→ **Task objective**
Track down each line that has the word "view" and copy it.

===== Data =====

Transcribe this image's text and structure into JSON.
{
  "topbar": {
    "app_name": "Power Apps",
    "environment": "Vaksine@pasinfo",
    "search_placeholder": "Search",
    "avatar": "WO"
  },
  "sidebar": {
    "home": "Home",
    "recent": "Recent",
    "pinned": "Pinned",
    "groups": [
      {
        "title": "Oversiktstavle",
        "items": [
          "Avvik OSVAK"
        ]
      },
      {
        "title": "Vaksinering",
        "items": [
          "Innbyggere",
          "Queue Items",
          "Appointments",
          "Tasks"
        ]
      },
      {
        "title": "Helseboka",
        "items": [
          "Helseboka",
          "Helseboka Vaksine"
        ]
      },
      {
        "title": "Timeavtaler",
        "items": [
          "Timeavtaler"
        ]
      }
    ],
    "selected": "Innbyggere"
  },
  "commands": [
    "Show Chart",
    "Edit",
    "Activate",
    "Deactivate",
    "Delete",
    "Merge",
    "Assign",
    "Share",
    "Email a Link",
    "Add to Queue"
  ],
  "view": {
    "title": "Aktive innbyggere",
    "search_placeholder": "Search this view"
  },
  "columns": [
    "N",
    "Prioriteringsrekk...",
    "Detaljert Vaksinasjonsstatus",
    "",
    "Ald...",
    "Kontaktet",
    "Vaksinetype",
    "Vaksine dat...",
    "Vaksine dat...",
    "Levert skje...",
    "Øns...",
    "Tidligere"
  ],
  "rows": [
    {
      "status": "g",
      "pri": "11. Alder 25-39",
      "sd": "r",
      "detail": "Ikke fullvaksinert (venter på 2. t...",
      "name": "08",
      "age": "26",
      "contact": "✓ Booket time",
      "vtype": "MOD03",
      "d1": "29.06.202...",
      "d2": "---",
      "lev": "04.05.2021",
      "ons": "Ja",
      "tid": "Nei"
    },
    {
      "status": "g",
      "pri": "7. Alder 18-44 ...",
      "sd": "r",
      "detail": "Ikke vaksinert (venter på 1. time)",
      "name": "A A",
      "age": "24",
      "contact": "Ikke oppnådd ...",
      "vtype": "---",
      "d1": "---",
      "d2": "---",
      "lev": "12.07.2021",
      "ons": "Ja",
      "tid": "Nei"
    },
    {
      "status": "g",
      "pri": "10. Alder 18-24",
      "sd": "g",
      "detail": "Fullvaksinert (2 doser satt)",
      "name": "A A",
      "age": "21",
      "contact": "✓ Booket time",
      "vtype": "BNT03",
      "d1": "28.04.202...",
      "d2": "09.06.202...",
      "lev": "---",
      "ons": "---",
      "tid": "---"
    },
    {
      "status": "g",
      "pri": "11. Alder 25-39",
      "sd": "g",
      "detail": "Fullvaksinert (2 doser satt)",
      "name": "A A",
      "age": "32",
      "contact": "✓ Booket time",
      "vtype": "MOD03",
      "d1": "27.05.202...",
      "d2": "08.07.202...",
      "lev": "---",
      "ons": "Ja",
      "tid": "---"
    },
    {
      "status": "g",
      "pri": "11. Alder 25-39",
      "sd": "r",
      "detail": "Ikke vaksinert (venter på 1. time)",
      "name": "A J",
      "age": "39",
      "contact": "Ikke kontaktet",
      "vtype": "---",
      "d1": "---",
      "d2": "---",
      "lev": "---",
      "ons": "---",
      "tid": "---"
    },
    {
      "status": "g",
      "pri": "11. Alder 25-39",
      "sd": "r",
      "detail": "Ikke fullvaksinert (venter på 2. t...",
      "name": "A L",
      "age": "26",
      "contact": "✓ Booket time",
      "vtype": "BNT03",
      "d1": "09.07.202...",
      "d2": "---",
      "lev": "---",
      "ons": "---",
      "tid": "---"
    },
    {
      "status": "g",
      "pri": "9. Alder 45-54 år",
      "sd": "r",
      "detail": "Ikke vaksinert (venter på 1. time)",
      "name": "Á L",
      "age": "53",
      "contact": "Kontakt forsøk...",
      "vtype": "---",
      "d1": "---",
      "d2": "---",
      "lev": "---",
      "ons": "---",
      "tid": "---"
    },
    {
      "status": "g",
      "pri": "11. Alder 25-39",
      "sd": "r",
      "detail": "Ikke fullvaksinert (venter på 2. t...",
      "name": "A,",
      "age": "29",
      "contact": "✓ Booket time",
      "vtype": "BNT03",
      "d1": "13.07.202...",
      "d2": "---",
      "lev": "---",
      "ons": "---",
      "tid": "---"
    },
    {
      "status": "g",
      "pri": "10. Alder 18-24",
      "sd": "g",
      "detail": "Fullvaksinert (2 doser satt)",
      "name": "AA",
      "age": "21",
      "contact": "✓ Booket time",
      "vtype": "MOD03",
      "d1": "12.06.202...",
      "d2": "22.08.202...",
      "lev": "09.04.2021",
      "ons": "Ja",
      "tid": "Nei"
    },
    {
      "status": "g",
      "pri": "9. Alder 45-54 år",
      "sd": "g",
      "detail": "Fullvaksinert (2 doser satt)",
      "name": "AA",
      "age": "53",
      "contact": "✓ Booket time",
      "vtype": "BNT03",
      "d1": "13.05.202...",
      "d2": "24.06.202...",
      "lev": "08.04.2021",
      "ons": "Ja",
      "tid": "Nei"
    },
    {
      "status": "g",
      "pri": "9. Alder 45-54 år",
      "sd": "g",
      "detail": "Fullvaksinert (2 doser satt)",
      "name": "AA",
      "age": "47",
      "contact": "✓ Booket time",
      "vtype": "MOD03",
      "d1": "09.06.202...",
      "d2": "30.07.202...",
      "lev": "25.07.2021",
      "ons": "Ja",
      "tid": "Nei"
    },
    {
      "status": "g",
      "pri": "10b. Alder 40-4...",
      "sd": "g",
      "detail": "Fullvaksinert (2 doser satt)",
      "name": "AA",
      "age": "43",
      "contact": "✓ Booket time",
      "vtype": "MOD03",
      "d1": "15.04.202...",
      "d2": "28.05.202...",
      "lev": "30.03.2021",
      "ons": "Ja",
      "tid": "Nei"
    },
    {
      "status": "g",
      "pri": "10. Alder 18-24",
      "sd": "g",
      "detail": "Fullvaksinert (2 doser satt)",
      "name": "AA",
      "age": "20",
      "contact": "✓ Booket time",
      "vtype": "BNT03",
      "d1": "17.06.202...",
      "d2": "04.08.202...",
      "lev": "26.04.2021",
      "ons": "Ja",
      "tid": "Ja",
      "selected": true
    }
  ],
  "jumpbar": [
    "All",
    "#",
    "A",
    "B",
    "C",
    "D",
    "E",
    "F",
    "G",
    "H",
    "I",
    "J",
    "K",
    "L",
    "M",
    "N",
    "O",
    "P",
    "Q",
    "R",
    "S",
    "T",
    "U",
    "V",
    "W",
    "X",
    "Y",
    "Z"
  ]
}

=====

→ **Written answer**
  "view": {
    "search_placeholder": "Search this view"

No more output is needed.